WHAT IS EXPECTED:
Give the listing again in full, exactly as written.

MATERIAL SHOWN:
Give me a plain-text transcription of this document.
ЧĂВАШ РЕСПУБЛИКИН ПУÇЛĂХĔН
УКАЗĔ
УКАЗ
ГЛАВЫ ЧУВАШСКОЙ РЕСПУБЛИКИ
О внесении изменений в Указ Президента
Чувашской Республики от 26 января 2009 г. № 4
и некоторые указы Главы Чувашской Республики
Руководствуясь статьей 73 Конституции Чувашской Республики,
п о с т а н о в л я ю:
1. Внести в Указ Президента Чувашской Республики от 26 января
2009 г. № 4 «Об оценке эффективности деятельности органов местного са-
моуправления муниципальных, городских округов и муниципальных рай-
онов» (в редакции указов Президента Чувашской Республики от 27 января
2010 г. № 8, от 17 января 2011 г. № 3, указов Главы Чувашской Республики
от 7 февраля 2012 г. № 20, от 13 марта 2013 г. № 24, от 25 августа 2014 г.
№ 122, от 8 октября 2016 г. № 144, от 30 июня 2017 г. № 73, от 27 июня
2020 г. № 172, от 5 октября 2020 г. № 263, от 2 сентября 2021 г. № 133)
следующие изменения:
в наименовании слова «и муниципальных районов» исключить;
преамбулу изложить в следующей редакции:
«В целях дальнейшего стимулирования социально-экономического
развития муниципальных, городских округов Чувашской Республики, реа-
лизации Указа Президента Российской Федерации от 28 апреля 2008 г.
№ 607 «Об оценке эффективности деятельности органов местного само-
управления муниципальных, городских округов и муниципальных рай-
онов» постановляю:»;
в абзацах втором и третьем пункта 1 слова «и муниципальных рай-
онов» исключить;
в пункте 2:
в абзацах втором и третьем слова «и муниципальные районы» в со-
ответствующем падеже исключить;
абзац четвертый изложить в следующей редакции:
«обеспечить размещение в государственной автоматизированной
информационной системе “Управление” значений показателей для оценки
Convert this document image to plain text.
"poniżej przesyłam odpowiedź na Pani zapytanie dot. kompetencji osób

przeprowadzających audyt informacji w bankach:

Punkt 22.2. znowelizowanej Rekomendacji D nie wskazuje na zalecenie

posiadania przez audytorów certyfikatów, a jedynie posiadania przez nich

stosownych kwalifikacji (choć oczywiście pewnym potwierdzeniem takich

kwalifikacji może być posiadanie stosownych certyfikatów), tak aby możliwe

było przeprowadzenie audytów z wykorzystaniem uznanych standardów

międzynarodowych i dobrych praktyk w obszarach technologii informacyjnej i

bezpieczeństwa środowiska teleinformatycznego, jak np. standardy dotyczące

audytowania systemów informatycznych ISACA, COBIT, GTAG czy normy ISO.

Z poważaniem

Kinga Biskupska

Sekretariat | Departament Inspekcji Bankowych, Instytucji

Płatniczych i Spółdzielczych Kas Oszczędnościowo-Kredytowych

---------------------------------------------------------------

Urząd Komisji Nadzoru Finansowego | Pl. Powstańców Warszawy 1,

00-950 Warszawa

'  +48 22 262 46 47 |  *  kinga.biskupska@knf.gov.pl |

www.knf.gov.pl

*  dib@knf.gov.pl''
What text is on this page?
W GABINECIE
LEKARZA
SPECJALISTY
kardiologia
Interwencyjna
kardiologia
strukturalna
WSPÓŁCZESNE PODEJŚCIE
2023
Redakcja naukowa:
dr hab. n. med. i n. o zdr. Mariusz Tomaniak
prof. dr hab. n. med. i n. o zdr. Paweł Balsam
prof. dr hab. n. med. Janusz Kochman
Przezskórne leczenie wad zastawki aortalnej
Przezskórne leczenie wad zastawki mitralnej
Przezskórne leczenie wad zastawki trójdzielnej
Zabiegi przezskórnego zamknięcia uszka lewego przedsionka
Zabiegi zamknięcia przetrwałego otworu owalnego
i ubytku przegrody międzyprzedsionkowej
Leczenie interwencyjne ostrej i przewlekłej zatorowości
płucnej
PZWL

THE COMPLETED TASK:
Give me a plain-text transcription of this document.
ЧĂВАШ РЕСПУБЛИКИН ПУÇЛĂХĔН
УКАЗĔ
УКАЗ
ГЛАВЫ ЧУВАШСКОЙ РЕСПУБЛИКИ
О внесении изменений в Указ Президента
Чувашской Республики от 26 января 2009 г. № 4
и некоторые указы Главы Чувашской Республики
Руководствуясь статьей 73 Конституции Чувашской Республики,
п о с т а н о в л я ю:
1. Внести в Указ Президента Чувашской Республики от 26 января
2009 г. № 4 «Об оценке эффективности деятельности органов местного са-
моуправления муниципальных, городских округов и муниципальных рай-
онов» (в редакции указов Президента Чувашской Республики от 27 января
2010 г. № 8, от 17 января 2011 г. № 3, указов Главы Чувашской Республики
от 7 февраля 2012 г. № 20, от 13 марта 2013 г. № 24, от 25 августа 2014 г.
№ 122, от 8 октября 2016 г. № 144, от 30 июня 2017 г. № 73, от 27 июня
2020 г. № 172, от 5 октября 2020 г. № 263, от 2 сентября 2021 г. № 133)
следующие изменения:
в наименовании слова «и муниципальных районов» исключить;
преамбулу изложить в следующей редакции:
«В целях дальнейшего стимулирования социально-экономического
развития муниципальных, городских округов Чувашской Республики, реа-
лизации Указа Президента Российской Федерации от 28 апреля 2008 г.
№ 607 «Об оценке эффективности деятельности органов местного само-
управления муниципальных, городских округов и муниципальных рай-
онов» постановляю:»;
в абзацах втором и третьем пункта 1 слова «и муниципальных рай-
онов» исключить;
в пункте 2:
в абзацах втором и третьем слова «и муниципальные районы» в со-
ответствующем падеже исключить;
абзац четвертый изложить в следующей редакции:
«обеспечить размещение в государственной автоматизированной
информационной системе “Управление” значений показателей для оценки
Convert this document image to plain text.
"poniżej przesyłam odpowiedź na Pani zapytanie dot. kompetencji osób

przeprowadzających audyt informacji w bankach:

Punkt 22.2. znowelizowanej Rekomendacji D nie wskazuje na zalecenie

posiadania przez audytorów certyfikatów, a jedynie posiadania przez nich

stosownych kwalifikacji (choć oczywiście pewnym potwierdzeniem takich

kwalifikacji może być posiadanie stosownych certyfikatów), tak aby możliwe

było przeprowadzenie audytów z wykorzystaniem uznanych standardów

międzynarodowych i dobrych praktyk w obszarach technologii informacyjnej i

bezpieczeństwa środowiska teleinformatycznego, jak np. standardy dotyczące

audytowania systemów informatycznych ISACA, COBIT, GTAG czy normy ISO.

Z poważaniem

Kinga Biskupska

Sekretariat | Departament Inspekcji Bankowych, Instytucji

Płatniczych i Spółdzielczych Kas Oszczędnościowo-Kredytowych

---------------------------------------------------------------

Urząd Komisji Nadzoru Finansowego | Pl. Powstańców Warszawy 1,

00-950 Warszawa

'  +48 22 262 46 47 |  *  kinga.biskupska@knf.gov.pl |

www.knf.gov.pl

*  dib@knf.gov.pl''
What text is on this page?
W GABINECIE
LEKARZA
SPECJALISTY
kardiologia
Interwencyjna
kardiologia
strukturalna
WSPÓŁCZESNE PODEJŚCIE
2023
Redakcja naukowa:
dr hab. n. med. i n. o zdr. Mariusz Tomaniak
prof. dr hab. n. med. i n. o zdr. Paweł Balsam
prof. dr hab. n. med. Janusz Kochman
Przezskórne leczenie wad zastawki aortalnej
Przezskórne leczenie wad zastawki mitralnej
Przezskórne leczenie wad zastawki trójdzielnej
Zabiegi przezskórnego zamknięcia uszka lewego przedsionka
Zabiegi zamknięcia przetrwałego otworu owalnego
i ubytku przegrody międzyprzedsionkowej
Leczenie interwencyjne ostrej i przewlekłej zatorowości
płucnej
PZWL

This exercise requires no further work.